##### Excerpted records
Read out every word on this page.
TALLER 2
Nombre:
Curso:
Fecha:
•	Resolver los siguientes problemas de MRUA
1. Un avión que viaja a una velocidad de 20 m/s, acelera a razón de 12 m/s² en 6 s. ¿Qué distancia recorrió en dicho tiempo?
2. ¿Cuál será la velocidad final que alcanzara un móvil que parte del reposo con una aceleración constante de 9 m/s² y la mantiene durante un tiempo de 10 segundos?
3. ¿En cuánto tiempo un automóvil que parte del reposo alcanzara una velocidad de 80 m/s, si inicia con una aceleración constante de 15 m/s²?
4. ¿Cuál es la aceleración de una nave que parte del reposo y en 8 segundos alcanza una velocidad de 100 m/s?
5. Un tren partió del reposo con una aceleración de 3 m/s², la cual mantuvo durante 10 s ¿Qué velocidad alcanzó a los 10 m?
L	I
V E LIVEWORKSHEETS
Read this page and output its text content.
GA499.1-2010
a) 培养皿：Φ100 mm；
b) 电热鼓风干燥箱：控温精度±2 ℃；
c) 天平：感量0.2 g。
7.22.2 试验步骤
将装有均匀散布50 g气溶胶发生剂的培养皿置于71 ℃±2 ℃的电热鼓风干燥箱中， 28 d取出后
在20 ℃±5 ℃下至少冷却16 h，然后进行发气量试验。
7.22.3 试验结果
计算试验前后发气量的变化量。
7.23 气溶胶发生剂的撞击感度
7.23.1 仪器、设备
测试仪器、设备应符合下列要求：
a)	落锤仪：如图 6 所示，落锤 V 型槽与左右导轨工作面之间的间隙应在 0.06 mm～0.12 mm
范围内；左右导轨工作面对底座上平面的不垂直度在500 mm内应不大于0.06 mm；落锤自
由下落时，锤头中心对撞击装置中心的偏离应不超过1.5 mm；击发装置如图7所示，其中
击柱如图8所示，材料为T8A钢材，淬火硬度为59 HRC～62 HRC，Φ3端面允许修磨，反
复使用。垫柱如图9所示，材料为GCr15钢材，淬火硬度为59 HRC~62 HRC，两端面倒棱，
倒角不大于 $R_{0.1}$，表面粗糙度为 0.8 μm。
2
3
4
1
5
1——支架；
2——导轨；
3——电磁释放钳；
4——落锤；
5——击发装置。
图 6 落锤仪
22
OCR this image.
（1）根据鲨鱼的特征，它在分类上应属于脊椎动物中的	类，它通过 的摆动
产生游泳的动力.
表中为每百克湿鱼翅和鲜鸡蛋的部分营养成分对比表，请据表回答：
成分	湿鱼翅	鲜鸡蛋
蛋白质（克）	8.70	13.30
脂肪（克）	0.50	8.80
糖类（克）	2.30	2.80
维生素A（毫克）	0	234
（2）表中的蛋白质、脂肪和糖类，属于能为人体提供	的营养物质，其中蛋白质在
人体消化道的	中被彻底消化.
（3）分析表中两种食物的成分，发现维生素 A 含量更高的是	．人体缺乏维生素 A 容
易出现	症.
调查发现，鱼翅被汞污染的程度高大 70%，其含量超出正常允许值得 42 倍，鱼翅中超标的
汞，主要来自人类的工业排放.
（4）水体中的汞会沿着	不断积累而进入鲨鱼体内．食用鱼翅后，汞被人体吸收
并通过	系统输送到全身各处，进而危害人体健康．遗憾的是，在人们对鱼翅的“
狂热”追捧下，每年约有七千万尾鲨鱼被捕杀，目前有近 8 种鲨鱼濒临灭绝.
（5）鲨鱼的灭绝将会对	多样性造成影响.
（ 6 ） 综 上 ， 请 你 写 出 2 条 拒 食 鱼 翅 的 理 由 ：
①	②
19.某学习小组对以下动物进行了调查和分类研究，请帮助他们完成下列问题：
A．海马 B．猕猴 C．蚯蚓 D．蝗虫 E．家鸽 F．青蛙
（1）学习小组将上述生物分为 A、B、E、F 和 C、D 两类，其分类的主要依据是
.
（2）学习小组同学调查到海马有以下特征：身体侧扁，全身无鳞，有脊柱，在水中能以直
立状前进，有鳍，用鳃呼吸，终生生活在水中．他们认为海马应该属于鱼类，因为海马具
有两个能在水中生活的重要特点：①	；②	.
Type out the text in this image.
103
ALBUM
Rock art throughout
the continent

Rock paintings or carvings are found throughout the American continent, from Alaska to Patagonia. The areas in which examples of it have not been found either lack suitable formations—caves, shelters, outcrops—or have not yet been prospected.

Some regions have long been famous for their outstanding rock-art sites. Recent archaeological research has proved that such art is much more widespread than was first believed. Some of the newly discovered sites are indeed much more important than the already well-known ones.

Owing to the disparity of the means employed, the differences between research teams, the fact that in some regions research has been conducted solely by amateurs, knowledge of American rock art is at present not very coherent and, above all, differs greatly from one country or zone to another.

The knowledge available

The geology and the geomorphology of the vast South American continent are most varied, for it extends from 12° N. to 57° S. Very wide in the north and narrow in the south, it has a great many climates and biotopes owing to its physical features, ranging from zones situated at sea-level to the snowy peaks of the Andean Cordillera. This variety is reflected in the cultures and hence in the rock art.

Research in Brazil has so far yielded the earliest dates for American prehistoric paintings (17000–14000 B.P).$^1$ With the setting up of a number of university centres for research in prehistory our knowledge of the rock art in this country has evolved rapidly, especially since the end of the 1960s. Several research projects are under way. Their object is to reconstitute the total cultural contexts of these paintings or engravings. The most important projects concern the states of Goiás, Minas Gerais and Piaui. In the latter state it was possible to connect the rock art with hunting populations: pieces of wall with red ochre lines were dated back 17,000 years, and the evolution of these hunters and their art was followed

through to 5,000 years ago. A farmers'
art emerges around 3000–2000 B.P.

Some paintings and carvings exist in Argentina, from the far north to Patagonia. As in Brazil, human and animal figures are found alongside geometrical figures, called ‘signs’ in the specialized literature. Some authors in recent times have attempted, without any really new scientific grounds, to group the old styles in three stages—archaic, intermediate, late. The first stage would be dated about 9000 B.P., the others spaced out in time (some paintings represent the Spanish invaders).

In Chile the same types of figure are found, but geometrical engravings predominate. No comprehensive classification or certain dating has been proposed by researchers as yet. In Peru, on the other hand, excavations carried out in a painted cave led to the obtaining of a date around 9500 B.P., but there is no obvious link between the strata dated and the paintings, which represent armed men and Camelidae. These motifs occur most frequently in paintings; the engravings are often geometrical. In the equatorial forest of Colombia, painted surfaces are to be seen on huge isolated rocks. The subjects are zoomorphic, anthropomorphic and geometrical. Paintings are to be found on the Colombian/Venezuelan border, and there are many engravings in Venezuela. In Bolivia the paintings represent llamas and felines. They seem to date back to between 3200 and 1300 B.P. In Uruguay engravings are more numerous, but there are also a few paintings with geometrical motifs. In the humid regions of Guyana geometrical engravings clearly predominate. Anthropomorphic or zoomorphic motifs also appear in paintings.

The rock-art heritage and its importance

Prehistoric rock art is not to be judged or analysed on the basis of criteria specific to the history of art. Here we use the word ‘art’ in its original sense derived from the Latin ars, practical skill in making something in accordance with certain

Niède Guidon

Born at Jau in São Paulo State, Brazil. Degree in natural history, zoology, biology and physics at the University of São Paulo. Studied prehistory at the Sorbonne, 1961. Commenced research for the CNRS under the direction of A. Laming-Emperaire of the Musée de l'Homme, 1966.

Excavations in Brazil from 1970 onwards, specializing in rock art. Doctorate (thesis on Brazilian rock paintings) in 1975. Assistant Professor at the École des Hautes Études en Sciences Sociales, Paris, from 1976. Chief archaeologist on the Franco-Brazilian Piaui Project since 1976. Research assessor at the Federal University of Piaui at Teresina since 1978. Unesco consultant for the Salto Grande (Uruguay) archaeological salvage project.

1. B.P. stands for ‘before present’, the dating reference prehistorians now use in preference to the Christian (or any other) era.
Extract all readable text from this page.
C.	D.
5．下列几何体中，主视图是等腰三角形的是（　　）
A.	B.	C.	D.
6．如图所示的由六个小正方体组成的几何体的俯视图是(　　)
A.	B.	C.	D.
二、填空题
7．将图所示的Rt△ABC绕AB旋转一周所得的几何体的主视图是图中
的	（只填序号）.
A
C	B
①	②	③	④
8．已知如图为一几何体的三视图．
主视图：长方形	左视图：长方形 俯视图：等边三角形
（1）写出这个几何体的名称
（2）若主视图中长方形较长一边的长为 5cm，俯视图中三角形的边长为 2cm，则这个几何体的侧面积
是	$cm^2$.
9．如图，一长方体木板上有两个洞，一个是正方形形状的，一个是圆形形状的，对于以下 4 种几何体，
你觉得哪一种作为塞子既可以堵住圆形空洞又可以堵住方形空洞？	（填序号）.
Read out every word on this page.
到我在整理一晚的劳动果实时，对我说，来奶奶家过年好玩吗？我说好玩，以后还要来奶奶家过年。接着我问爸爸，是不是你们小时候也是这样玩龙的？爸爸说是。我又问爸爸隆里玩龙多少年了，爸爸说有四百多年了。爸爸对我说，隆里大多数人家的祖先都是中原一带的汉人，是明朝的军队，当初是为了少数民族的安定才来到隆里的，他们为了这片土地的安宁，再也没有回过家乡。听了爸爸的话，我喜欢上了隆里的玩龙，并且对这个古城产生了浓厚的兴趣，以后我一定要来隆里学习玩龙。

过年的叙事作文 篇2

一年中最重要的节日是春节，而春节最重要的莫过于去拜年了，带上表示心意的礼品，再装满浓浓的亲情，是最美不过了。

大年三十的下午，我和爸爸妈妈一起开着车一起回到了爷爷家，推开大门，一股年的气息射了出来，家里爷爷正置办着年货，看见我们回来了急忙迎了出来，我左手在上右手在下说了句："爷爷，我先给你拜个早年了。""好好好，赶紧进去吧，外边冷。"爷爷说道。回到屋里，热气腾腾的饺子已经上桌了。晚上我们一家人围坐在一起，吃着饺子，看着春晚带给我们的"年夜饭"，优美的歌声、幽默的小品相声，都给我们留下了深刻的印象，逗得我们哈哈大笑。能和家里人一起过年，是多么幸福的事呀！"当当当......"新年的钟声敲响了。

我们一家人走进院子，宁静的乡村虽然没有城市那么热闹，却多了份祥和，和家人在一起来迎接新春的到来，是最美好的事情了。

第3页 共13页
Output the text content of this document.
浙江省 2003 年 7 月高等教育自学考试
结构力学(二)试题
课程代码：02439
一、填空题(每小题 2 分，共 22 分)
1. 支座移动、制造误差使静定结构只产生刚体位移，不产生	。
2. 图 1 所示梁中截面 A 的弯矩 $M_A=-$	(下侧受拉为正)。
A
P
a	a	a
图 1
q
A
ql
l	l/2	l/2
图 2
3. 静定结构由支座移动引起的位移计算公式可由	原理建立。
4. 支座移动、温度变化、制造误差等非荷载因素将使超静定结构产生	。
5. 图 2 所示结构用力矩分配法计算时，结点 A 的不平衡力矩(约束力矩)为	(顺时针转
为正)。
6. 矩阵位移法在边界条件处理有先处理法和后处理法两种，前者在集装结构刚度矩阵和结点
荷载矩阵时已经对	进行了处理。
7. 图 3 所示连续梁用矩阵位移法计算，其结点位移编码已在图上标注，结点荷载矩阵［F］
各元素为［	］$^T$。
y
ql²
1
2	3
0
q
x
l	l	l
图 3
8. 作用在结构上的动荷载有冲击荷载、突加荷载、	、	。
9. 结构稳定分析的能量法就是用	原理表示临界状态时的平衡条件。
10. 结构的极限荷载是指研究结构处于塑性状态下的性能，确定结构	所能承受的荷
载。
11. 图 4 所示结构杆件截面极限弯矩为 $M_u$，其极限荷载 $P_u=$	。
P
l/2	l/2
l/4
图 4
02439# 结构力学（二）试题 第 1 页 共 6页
##########
# Goal
All lines from the one containing "Output the text content of this document." through the end of the records, both ends included, are to be quoted exactly; please add nothing else.

# Exercise result
Output the text content of this document.
浙江省 2003 年 7 月高等教育自学考试
结构力学(二)试题
课程代码：02439
一、填空题(每小题 2 分，共 22 分)
1. 支座移动、制造误差使静定结构只产生刚体位移，不产生	。
2. 图 1 所示梁中截面 A 的弯矩 $M_A=-$	(下侧受拉为正)。
A
P
a	a	a
图 1
q
A
ql
l	l/2	l/2
图 2
3. 静定结构由支座移动引起的位移计算公式可由	原理建立。
4. 支座移动、温度变化、制造误差等非荷载因素将使超静定结构产生	。
5. 图 2 所示结构用力矩分配法计算时，结点 A 的不平衡力矩(约束力矩)为	(顺时针转
为正)。
6. 矩阵位移法在边界条件处理有先处理法和后处理法两种，前者在集装结构刚度矩阵和结点
荷载矩阵时已经对	进行了处理。
7. 图 3 所示连续梁用矩阵位移法计算，其结点位移编码已在图上标注，结点荷载矩阵［F］
各元素为［	］$^T$。
y
ql²
1
2	3
0
q
x
l	l	l
图 3
8. 作用在结构上的动荷载有冲击荷载、突加荷载、	、	。
9. 结构稳定分析的能量法就是用	原理表示临界状态时的平衡条件。
10. 结构的极限荷载是指研究结构处于塑性状态下的性能，确定结构	所能承受的荷
载。
11. 图 4 所示结构杆件截面极限弯矩为 $M_u$，其极限荷载 $P_u=$	。
P
l/2	l/2
l/4
图 4
02439# 结构力学（二）试题 第 1 页 共 6页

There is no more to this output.